** begin **

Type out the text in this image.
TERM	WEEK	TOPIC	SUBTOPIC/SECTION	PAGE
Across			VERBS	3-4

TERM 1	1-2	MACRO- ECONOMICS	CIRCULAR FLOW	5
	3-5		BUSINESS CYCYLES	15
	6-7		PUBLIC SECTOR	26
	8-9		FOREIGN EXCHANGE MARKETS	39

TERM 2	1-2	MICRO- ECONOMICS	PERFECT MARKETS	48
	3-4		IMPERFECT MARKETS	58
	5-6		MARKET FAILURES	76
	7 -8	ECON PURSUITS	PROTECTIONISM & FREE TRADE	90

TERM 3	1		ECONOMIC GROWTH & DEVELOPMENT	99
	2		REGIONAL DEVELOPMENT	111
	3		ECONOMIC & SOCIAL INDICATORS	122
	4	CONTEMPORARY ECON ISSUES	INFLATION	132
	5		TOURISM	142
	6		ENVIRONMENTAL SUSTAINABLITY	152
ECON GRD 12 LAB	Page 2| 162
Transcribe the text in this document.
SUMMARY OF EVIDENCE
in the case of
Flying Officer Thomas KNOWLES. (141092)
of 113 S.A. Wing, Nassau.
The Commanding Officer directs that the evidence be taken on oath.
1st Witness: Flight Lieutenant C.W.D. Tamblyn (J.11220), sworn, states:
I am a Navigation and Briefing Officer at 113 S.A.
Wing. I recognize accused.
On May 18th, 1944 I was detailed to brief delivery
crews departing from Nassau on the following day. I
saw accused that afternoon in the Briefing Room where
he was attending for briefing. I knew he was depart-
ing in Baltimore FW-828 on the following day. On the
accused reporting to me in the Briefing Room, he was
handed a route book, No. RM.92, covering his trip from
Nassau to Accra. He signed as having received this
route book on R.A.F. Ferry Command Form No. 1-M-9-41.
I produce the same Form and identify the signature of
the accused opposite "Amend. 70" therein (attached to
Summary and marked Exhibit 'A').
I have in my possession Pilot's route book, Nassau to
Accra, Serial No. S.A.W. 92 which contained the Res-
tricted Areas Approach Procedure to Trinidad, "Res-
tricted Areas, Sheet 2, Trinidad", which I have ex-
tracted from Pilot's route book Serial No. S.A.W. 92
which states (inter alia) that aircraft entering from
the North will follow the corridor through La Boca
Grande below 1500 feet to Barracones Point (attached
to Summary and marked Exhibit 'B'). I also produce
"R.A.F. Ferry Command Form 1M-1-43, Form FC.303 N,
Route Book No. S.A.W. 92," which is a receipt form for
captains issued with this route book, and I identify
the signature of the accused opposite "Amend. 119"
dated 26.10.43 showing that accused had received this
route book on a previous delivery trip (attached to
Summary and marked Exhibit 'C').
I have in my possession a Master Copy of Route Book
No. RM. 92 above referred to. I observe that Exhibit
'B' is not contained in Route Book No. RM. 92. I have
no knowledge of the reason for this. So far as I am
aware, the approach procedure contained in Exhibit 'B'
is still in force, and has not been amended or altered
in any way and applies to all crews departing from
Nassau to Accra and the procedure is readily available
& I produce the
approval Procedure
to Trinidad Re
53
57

** end **

**TASK DESCRIPTION:**
Restate all of the entries above precisely.

**RESPONSE TO THIS EXERCISE:**
Type out the text in this image.
TERM	WEEK	TOPIC	SUBTOPIC/SECTION	PAGE
Across			VERBS	3-4

TERM 1	1-2	MACRO- ECONOMICS	CIRCULAR FLOW	5
	3-5		BUSINESS CYCYLES	15
	6-7		PUBLIC SECTOR	26
	8-9		FOREIGN EXCHANGE MARKETS	39

TERM 2	1-2	MICRO- ECONOMICS	PERFECT MARKETS	48
	3-4		IMPERFECT MARKETS	58
	5-6		MARKET FAILURES	76
	7 -8	ECON PURSUITS	PROTECTIONISM & FREE TRADE	90

TERM 3	1		ECONOMIC GROWTH & DEVELOPMENT	99
	2		REGIONAL DEVELOPMENT	111
	3		ECONOMIC & SOCIAL INDICATORS	122
	4	CONTEMPORARY ECON ISSUES	INFLATION	132
	5		TOURISM	142
	6		ENVIRONMENTAL SUSTAINABLITY	152
ECON GRD 12 LAB	Page 2| 162
Transcribe the text in this document.
SUMMARY OF EVIDENCE
in the case of
Flying Officer Thomas KNOWLES. (141092)
of 113 S.A. Wing, Nassau.
The Commanding Officer directs that the evidence be taken on oath.
1st Witness: Flight Lieutenant C.W.D. Tamblyn (J.11220), sworn, states:
I am a Navigation and Briefing Officer at 113 S.A.
Wing. I recognize accused.
On May 18th, 1944 I was detailed to brief delivery
crews departing from Nassau on the following day. I
saw accused that afternoon in the Briefing Room where
he was attending for briefing. I knew he was depart-
ing in Baltimore FW-828 on the following day. On the
accused reporting to me in the Briefing Room, he was
handed a route book, No. RM.92, covering his trip from
Nassau to Accra. He signed as having received this
route book on R.A.F. Ferry Command Form No. 1-M-9-41.
I produce the same Form and identify the signature of
the accused opposite "Amend. 70" therein (attached to
Summary and marked Exhibit 'A').
I have in my possession Pilot's route book, Nassau to
Accra, Serial No. S.A.W. 92 which contained the Res-
tricted Areas Approach Procedure to Trinidad, "Res-
tricted Areas, Sheet 2, Trinidad", which I have ex-
tracted from Pilot's route book Serial No. S.A.W. 92
which states (inter alia) that aircraft entering from
the North will follow the corridor through La Boca
Grande below 1500 feet to Barracones Point (attached
to Summary and marked Exhibit 'B'). I also produce
"R.A.F. Ferry Command Form 1M-1-43, Form FC.303 N,
Route Book No. S.A.W. 92," which is a receipt form for
captains issued with this route book, and I identify
the signature of the accused opposite "Amend. 119"
dated 26.10.43 showing that accused had received this
route book on a previous delivery trip (attached to
Summary and marked Exhibit 'C').
I have in my possession a Master Copy of Route Book
No. RM. 92 above referred to. I observe that Exhibit
'B' is not contained in Route Book No. RM. 92. I have
no knowledge of the reason for this. So far as I am
aware, the approach procedure contained in Exhibit 'B'
is still in force, and has not been amended or altered
in any way and applies to all crews departing from
Nassau to Accra and the procedure is readily available
& I produce the
approval Procedure
to Trinidad Re
53
57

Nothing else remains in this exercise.